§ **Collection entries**
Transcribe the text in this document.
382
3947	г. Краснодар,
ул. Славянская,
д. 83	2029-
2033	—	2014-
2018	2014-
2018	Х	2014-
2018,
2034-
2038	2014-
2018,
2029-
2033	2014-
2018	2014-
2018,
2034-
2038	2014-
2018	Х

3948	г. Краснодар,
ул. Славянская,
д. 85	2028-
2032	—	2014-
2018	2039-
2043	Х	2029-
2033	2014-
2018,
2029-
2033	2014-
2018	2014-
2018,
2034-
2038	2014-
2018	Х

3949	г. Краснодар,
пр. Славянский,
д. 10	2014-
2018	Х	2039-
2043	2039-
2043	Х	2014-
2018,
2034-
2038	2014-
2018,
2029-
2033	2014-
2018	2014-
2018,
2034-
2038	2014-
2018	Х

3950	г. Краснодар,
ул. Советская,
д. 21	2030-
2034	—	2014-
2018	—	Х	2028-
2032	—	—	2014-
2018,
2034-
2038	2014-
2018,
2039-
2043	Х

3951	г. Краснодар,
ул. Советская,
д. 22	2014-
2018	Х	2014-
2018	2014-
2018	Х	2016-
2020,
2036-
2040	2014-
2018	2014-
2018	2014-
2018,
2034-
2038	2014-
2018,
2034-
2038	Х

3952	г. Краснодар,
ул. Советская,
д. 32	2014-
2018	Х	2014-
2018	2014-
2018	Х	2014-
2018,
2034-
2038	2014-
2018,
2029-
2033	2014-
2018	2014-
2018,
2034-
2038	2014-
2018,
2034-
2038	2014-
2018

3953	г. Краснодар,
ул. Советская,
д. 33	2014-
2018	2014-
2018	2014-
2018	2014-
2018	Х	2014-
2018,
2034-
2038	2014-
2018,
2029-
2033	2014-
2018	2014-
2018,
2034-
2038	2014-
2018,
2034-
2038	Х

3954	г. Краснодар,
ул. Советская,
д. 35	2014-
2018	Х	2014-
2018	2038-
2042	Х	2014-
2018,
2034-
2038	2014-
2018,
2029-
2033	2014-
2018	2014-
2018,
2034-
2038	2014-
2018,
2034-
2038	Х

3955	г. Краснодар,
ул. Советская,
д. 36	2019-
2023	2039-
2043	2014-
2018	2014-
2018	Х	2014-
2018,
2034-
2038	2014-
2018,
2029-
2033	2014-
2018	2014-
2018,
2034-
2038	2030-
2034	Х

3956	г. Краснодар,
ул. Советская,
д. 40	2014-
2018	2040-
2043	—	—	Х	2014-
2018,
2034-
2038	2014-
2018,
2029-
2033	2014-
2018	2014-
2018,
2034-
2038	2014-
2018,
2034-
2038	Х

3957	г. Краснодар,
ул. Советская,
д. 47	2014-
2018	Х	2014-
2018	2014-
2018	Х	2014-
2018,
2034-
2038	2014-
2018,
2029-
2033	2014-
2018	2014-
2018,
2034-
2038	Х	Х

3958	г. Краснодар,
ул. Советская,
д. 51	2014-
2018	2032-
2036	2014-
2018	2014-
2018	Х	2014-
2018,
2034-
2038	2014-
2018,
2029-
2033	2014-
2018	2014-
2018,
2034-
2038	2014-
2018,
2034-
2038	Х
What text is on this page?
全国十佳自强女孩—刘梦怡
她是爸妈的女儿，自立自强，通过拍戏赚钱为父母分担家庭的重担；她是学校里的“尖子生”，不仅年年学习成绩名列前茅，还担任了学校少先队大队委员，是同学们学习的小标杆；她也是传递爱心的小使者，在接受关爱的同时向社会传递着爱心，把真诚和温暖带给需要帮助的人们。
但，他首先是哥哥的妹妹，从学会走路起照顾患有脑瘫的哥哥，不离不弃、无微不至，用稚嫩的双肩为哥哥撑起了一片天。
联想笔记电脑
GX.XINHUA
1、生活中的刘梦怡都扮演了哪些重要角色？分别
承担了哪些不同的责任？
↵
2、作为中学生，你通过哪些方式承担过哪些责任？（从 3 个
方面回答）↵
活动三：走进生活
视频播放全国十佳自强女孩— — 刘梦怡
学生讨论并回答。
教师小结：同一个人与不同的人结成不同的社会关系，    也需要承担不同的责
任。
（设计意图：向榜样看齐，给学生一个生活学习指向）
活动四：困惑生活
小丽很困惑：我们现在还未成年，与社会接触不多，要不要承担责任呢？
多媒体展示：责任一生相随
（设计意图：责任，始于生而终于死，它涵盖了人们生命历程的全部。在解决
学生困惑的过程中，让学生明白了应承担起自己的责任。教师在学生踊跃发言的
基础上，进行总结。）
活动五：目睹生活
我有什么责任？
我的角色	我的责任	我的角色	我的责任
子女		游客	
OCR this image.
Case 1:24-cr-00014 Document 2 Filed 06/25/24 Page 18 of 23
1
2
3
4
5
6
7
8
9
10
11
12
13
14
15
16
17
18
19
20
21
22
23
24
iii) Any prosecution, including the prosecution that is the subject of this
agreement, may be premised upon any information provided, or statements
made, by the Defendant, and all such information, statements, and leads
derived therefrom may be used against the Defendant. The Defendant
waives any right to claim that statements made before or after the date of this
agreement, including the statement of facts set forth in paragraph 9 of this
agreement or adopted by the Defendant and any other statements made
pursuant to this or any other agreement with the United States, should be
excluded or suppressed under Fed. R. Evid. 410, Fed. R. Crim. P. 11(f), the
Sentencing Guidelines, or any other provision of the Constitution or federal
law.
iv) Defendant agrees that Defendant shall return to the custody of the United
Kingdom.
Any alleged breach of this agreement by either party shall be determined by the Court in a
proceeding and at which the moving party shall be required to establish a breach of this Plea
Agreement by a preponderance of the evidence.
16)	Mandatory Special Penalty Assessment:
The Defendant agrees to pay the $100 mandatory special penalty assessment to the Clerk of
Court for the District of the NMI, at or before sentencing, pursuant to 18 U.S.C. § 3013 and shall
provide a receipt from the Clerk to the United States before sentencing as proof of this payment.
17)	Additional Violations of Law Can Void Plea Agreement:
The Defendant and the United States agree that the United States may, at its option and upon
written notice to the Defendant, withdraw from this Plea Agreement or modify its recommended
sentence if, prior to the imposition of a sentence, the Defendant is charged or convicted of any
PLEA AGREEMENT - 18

§ **THE TASK**
Count the lines in which the string "including" appears, then report only that figure.

§ **SOLUTION FOR THIS PROBLEM**
2